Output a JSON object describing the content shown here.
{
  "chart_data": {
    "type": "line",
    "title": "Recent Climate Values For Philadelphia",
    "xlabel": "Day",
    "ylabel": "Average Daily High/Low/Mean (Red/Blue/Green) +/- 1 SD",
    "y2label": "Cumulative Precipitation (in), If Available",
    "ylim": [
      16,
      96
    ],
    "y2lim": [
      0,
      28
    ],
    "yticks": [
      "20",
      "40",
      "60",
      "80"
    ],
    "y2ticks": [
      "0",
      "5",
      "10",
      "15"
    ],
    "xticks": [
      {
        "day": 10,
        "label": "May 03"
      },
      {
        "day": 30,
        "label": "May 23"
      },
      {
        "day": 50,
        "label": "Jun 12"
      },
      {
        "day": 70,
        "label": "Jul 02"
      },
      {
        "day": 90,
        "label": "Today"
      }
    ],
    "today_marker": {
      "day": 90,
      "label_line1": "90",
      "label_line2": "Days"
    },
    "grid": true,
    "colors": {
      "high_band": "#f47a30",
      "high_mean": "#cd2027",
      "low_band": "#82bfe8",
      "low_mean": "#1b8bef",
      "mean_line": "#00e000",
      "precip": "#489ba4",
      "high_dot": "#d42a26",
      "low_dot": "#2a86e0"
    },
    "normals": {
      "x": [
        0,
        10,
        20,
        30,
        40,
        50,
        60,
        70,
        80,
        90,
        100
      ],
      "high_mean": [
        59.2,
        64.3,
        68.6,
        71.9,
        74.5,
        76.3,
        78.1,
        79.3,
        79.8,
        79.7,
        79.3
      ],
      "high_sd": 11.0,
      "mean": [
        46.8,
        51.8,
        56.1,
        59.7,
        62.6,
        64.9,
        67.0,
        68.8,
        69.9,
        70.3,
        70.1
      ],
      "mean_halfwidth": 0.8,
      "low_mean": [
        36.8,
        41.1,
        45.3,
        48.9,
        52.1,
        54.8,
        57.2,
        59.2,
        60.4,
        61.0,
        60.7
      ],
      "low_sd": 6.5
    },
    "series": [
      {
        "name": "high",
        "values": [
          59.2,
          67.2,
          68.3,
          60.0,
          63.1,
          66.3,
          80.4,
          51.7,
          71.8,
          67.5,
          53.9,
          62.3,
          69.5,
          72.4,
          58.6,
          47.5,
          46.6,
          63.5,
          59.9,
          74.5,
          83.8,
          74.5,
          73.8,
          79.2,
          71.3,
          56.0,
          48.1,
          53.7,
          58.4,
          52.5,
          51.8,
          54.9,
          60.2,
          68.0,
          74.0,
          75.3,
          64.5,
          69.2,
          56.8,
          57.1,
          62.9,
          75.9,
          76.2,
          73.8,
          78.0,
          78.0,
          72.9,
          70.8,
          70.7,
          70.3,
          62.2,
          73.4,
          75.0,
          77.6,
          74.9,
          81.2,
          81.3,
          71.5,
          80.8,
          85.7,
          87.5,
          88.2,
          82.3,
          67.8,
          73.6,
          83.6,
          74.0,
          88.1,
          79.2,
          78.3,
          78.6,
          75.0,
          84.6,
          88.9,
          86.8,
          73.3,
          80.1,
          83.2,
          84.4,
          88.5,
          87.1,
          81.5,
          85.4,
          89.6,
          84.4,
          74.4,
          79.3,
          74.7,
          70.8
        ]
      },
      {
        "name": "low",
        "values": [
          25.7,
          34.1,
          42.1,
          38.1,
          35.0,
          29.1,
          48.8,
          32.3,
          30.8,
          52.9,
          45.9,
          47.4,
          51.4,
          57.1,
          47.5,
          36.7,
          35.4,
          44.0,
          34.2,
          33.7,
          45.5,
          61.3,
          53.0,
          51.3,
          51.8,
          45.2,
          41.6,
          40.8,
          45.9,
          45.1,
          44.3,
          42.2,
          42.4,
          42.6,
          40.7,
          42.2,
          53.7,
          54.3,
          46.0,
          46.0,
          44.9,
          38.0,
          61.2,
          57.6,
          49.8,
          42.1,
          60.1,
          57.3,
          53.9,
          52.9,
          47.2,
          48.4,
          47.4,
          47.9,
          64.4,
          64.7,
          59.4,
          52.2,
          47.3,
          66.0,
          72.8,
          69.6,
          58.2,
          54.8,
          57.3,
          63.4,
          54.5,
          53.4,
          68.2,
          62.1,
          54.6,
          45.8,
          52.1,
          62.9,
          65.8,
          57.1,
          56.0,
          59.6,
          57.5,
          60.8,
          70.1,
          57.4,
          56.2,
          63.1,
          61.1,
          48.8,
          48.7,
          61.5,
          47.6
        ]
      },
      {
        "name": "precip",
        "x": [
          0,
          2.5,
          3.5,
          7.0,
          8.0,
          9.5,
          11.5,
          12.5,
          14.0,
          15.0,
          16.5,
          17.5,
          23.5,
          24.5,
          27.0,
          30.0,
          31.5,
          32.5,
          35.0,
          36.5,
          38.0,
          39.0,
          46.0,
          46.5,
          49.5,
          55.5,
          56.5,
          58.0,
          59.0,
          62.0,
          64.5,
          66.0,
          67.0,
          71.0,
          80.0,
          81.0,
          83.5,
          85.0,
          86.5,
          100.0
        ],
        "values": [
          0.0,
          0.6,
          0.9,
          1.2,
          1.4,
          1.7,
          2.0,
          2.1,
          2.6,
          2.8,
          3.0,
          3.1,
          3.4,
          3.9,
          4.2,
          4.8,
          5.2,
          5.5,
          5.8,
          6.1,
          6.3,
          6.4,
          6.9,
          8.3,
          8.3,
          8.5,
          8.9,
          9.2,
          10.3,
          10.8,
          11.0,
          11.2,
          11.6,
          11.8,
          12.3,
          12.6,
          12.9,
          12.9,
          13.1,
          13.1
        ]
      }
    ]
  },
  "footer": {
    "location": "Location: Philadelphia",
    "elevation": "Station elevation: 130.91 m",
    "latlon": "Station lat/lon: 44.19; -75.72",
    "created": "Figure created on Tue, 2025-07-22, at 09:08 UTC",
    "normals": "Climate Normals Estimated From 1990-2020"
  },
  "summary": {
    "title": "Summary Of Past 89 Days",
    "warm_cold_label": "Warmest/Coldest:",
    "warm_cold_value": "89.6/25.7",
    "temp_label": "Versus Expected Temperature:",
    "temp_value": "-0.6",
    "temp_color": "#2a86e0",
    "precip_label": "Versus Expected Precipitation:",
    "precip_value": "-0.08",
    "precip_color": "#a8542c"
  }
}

· · · ·

Task instructions »
Write out the whole listing again, exactly as it stands.

Exercise answer »
Output a JSON object describing the content shown here.
{
  "chart_data": {
    "type": "line",
    "title": "Recent Climate Values For Philadelphia",
    "xlabel": "Day",
    "ylabel": "Average Daily High/Low/Mean (Red/Blue/Green) +/- 1 SD",
    "y2label": "Cumulative Precipitation (in), If Available",
    "ylim": [
      16,
      96
    ],
    "y2lim": [
      0,
      28
    ],
    "yticks": [
      "20",
      "40",
      "60",
      "80"
    ],
    "y2ticks": [
      "0",
      "5",
      "10",
      "15"
    ],
    "xticks": [
      {
        "day": 10,
        "label": "May 03"
      },
      {
        "day": 30,
        "label": "May 23"
      },
      {
        "day": 50,
        "label": "Jun 12"
      },
      {
        "day": 70,
        "label": "Jul 02"
      },
      {
        "day": 90,
        "label": "Today"
      }
    ],
    "today_marker": {
      "day": 90,
      "label_line1": "90",
      "label_line2": "Days"
    },
    "grid": true,
    "colors": {
      "high_band": "#f47a30",
      "high_mean": "#cd2027",
      "low_band": "#82bfe8",
      "low_mean": "#1b8bef",
      "mean_line": "#00e000",
      "precip": "#489ba4",
      "high_dot": "#d42a26",
      "low_dot": "#2a86e0"
    },
    "normals": {
      "x": [
        0,
        10,
        20,
        30,
        40,
        50,
        60,
        70,
        80,
        90,
        100
      ],
      "high_mean": [
        59.2,
        64.3,
        68.6,
        71.9,
        74.5,
        76.3,
        78.1,
        79.3,
        79.8,
        79.7,
        79.3
      ],
      "high_sd": 11.0,
      "mean": [
        46.8,
        51.8,
        56.1,
        59.7,
        62.6,
        64.9,
        67.0,
        68.8,
        69.9,
        70.3,
        70.1
      ],
      "mean_halfwidth": 0.8,
      "low_mean": [
        36.8,
        41.1,
        45.3,
        48.9,
        52.1,
        54.8,
        57.2,
        59.2,
        60.4,
        61.0,
        60.7
      ],
      "low_sd": 6.5
    },
    "series": [
      {
        "name": "high",
        "values": [
          59.2,
          67.2,
          68.3,
          60.0,
          63.1,
          66.3,
          80.4,
          51.7,
          71.8,
          67.5,
          53.9,
          62.3,
          69.5,
          72.4,
          58.6,
          47.5,
          46.6,
          63.5,
          59.9,
          74.5,
          83.8,
          74.5,
          73.8,
          79.2,
          71.3,
          56.0,
          48.1,
          53.7,
          58.4,
          52.5,
          51.8,
          54.9,
          60.2,
          68.0,
          74.0,
          75.3,
          64.5,
          69.2,
          56.8,
          57.1,
          62.9,
          75.9,
          76.2,
          73.8,
          78.0,
          78.0,
          72.9,
          70.8,
          70.7,
          70.3,
          62.2,
          73.4,
          75.0,
          77.6,
          74.9,
          81.2,
          81.3,
          71.5,
          80.8,
          85.7,
          87.5,
          88.2,
          82.3,
          67.8,
          73.6,
          83.6,
          74.0,
          88.1,
          79.2,
          78.3,
          78.6,
          75.0,
          84.6,
          88.9,
          86.8,
          73.3,
          80.1,
          83.2,
          84.4,
          88.5,
          87.1,
          81.5,
          85.4,
          89.6,
          84.4,
          74.4,
          79.3,
          74.7,
          70.8
        ]
      },
      {
        "name": "low",
        "values": [
          25.7,
          34.1,
          42.1,
          38.1,
          35.0,
          29.1,
          48.8,
          32.3,
          30.8,
          52.9,
          45.9,
          47.4,
          51.4,
          57.1,
          47.5,
          36.7,
          35.4,
          44.0,
          34.2,
          33.7,
          45.5,
          61.3,
          53.0,
          51.3,
          51.8,
          45.2,
          41.6,
          40.8,
          45.9,
          45.1,
          44.3,
          42.2,
          42.4,
          42.6,
          40.7,
          42.2,
          53.7,
          54.3,
          46.0,
          46.0,
          44.9,
          38.0,
          61.2,
          57.6,
          49.8,
          42.1,
          60.1,
          57.3,
          53.9,
          52.9,
          47.2,
          48.4,
          47.4,
          47.9,
          64.4,
          64.7,
          59.4,
          52.2,
          47.3,
          66.0,
          72.8,
          69.6,
          58.2,
          54.8,
          57.3,
          63.4,
          54.5,
          53.4,
          68.2,
          62.1,
          54.6,
          45.8,
          52.1,
          62.9,
          65.8,
          57.1,
          56.0,
          59.6,
          57.5,
          60.8,
          70.1,
          57.4,
          56.2,
          63.1,
          61.1,
          48.8,
          48.7,
          61.5,
          47.6
        ]
      },
      {
        "name": "precip",
        "x": [
          0,
          2.5,
          3.5,
          7.0,
          8.0,
          9.5,
          11.5,
          12.5,
          14.0,
          15.0,
          16.5,
          17.5,
          23.5,
          24.5,
          27.0,
          30.0,
          31.5,
          32.5,
          35.0,
          36.5,
          38.0,
          39.0,
          46.0,
          46.5,
          49.5,
          55.5,
          56.5,
          58.0,
          59.0,
          62.0,
          64.5,
          66.0,
          67.0,
          71.0,
          80.0,
          81.0,
          83.5,
          85.0,
          86.5,
          100.0
        ],
        "values": [
          0.0,
          0.6,
          0.9,
          1.2,
          1.4,
          1.7,
          2.0,
          2.1,
          2.6,
          2.8,
          3.0,
          3.1,
          3.4,
          3.9,
          4.2,
          4.8,
          5.2,
          5.5,
          5.8,
          6.1,
          6.3,
          6.4,
          6.9,
          8.3,
          8.3,
          8.5,
          8.9,
          9.2,
          10.3,
          10.8,
          11.0,
          11.2,
          11.6,
          11.8,
          12.3,
          12.6,
          12.9,
          12.9,
          13.1,
          13.1
        ]
      }
    ]
  },
  "footer": {
    "location": "Location: Philadelphia",
    "elevation": "Station elevation: 130.91 m",
    "latlon": "Station lat/lon: 44.19; -75.72",
    "created": "Figure created on Tue, 2025-07-22, at 09:08 UTC",
    "normals": "Climate Normals Estimated From 1990-2020"
  },
  "summary": {
    "title": "Summary Of Past 89 Days",
    "warm_cold_label": "Warmest/Coldest:",
    "warm_cold_value": "89.6/25.7",
    "temp_label": "Versus Expected Temperature:",
    "temp_value": "-0.6",
    "temp_color": "#2a86e0",
    "precip_label": "Versus Expected Precipitation:",
    "precip_value": "-0.08",
    "precip_color": "#a8542c"
  }
}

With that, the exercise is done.